To be done: From the listing below, extract every line in which the word "background" appears.

Supplied material:
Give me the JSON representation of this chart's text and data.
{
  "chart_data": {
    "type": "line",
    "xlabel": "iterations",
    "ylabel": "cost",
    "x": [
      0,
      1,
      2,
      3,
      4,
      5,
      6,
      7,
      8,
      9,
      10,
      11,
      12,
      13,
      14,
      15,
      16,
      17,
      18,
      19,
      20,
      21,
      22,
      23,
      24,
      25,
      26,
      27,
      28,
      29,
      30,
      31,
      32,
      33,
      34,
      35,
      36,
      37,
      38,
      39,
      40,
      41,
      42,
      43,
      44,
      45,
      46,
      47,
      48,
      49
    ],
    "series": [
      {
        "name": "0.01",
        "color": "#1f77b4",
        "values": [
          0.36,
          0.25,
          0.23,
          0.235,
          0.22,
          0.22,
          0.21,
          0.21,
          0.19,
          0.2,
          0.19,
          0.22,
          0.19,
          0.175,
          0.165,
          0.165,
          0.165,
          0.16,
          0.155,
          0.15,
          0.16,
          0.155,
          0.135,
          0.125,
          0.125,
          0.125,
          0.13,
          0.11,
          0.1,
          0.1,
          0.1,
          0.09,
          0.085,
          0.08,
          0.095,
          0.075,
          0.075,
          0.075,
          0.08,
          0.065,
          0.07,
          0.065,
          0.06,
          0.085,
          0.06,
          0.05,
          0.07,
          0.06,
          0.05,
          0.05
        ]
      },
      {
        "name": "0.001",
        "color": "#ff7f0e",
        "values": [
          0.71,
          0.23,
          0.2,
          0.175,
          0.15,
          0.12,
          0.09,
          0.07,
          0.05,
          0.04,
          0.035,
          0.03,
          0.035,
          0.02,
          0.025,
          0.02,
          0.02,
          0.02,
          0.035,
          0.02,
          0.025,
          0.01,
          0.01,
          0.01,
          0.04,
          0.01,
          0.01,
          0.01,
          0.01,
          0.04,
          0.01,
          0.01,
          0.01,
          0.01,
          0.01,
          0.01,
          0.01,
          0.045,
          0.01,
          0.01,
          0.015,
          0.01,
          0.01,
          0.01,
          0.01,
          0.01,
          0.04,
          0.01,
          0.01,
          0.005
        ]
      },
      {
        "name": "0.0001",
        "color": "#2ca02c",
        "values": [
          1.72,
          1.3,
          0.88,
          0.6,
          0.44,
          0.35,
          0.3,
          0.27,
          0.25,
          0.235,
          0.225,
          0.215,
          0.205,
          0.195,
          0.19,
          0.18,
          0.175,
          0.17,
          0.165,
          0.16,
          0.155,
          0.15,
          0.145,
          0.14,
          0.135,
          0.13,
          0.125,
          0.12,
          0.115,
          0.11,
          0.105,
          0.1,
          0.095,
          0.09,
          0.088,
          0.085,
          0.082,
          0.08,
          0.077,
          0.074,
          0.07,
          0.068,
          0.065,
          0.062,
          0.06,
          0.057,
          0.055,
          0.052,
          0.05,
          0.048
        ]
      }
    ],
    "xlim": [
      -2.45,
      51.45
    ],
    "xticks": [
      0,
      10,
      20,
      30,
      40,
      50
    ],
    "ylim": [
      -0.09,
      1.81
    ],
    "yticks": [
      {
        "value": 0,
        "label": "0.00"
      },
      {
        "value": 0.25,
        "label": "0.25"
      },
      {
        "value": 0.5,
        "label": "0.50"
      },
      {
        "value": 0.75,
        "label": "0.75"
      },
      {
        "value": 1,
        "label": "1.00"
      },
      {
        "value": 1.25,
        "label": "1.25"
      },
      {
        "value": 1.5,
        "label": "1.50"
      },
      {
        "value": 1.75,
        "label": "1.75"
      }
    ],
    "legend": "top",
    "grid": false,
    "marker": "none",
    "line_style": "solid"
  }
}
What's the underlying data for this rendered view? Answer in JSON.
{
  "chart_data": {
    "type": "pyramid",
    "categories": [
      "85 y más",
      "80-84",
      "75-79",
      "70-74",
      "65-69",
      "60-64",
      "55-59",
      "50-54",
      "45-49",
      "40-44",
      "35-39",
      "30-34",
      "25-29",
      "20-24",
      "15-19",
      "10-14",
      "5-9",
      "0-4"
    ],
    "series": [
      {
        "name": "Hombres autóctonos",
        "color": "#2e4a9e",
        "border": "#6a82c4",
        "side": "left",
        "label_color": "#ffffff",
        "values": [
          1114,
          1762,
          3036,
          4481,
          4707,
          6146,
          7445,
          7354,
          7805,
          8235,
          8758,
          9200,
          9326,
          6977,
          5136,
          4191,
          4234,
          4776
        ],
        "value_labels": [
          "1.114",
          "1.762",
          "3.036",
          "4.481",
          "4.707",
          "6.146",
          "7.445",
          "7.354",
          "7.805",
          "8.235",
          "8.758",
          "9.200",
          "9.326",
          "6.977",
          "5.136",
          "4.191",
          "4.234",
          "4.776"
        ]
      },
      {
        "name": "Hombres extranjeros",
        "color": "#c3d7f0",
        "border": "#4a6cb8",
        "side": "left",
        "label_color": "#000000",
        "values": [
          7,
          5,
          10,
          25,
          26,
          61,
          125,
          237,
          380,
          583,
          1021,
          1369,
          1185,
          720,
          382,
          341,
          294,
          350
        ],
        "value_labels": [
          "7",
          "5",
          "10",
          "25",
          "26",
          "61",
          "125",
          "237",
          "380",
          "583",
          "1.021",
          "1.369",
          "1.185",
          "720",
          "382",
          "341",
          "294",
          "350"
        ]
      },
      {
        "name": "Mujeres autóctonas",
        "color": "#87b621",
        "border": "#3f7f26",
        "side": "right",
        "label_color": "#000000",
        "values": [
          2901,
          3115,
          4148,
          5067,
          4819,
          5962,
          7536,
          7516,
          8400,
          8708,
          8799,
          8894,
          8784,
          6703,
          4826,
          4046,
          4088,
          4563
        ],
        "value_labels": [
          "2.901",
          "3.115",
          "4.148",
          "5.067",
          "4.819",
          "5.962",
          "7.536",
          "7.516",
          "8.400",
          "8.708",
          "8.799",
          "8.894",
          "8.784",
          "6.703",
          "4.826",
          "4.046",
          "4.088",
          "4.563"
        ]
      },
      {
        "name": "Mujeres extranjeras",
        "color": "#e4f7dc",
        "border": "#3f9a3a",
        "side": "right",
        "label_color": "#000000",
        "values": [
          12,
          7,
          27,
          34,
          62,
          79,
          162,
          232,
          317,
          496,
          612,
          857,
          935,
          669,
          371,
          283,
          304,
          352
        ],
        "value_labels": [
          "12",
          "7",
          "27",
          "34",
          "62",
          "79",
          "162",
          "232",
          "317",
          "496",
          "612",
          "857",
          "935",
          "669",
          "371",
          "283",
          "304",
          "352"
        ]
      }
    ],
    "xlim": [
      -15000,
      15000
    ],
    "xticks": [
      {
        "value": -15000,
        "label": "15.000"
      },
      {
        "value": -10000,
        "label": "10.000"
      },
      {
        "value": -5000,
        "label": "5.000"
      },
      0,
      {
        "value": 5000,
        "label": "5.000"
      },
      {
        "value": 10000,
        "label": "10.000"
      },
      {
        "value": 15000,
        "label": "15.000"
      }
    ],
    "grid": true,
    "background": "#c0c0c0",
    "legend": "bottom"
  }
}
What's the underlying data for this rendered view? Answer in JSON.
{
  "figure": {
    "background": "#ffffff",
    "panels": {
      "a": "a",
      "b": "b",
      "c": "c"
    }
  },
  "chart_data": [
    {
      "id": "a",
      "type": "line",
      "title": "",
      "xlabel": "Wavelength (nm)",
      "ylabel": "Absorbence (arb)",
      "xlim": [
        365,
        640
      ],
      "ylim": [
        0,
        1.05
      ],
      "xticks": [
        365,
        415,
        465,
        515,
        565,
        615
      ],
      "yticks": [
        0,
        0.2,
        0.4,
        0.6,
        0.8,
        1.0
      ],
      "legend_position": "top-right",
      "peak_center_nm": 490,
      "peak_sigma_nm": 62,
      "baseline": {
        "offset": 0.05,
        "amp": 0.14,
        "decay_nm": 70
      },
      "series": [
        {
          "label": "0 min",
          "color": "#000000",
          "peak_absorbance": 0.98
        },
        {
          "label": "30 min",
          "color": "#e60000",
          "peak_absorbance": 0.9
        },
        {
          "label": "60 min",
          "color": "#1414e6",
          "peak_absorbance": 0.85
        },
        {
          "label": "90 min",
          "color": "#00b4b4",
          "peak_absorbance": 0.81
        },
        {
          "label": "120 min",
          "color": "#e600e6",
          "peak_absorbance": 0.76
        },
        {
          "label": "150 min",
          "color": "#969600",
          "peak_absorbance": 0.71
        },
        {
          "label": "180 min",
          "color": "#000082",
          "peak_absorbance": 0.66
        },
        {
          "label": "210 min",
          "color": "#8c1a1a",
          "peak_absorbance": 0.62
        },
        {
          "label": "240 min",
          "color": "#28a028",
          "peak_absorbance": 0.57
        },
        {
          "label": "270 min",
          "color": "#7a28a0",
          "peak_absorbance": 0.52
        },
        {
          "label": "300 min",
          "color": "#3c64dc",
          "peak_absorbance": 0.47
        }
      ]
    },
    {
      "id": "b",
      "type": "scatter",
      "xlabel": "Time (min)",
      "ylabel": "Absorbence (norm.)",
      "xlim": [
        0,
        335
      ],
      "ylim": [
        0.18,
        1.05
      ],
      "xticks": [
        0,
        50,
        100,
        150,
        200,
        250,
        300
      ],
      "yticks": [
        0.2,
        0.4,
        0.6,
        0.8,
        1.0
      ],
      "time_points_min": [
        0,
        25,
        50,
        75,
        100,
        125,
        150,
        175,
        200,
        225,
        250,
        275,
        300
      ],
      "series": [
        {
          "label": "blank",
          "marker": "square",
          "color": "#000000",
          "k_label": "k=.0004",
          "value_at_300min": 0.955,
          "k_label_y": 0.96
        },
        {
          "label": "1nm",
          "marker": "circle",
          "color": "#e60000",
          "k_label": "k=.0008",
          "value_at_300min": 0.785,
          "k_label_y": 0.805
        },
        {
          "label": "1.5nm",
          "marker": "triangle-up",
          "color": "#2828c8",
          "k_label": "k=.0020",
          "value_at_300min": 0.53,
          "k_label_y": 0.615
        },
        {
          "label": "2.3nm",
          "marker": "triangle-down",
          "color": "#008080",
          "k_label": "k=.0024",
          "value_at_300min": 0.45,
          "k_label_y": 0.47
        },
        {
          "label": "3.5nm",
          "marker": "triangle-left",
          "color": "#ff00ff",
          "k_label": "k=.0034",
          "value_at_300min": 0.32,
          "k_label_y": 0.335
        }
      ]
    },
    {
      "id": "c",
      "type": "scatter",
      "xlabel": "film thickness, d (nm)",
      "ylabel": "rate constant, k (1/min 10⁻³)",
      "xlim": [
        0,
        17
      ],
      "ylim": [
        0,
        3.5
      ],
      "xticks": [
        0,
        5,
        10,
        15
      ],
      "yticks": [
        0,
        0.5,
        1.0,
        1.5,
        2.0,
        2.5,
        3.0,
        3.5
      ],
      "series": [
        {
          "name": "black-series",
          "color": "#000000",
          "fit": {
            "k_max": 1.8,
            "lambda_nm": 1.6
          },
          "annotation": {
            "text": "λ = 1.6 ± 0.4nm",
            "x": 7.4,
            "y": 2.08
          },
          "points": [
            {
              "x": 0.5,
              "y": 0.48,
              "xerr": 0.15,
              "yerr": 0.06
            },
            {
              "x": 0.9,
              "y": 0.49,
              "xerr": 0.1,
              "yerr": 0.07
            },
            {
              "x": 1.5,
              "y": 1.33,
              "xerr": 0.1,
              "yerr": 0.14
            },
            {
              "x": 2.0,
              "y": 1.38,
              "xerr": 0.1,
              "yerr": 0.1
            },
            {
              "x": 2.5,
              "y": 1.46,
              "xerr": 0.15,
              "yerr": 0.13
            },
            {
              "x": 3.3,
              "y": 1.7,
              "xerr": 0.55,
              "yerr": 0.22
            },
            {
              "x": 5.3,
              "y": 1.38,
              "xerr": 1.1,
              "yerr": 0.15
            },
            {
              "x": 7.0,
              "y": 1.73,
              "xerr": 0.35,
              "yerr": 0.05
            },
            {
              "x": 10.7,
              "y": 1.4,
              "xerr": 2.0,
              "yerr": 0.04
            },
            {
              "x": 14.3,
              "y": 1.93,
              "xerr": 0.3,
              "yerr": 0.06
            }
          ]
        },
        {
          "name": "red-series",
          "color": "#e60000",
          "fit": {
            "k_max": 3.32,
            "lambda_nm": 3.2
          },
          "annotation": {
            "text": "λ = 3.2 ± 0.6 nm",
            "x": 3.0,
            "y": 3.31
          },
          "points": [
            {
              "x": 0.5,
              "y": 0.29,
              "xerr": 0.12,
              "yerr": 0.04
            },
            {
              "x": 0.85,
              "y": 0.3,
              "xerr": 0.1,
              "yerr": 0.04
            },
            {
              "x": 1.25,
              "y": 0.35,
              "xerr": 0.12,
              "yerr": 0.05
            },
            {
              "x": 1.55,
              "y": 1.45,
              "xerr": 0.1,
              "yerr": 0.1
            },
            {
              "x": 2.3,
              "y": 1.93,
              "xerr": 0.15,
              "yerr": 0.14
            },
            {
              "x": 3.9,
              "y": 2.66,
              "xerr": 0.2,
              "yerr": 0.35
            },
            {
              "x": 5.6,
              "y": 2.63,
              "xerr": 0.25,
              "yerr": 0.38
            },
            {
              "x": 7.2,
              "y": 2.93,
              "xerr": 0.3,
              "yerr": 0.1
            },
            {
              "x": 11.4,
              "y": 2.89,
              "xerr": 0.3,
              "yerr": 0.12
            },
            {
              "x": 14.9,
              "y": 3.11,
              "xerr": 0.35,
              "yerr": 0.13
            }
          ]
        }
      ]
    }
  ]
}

In response:
    "background": "#c0c0c0",
    "background": "#ffffff",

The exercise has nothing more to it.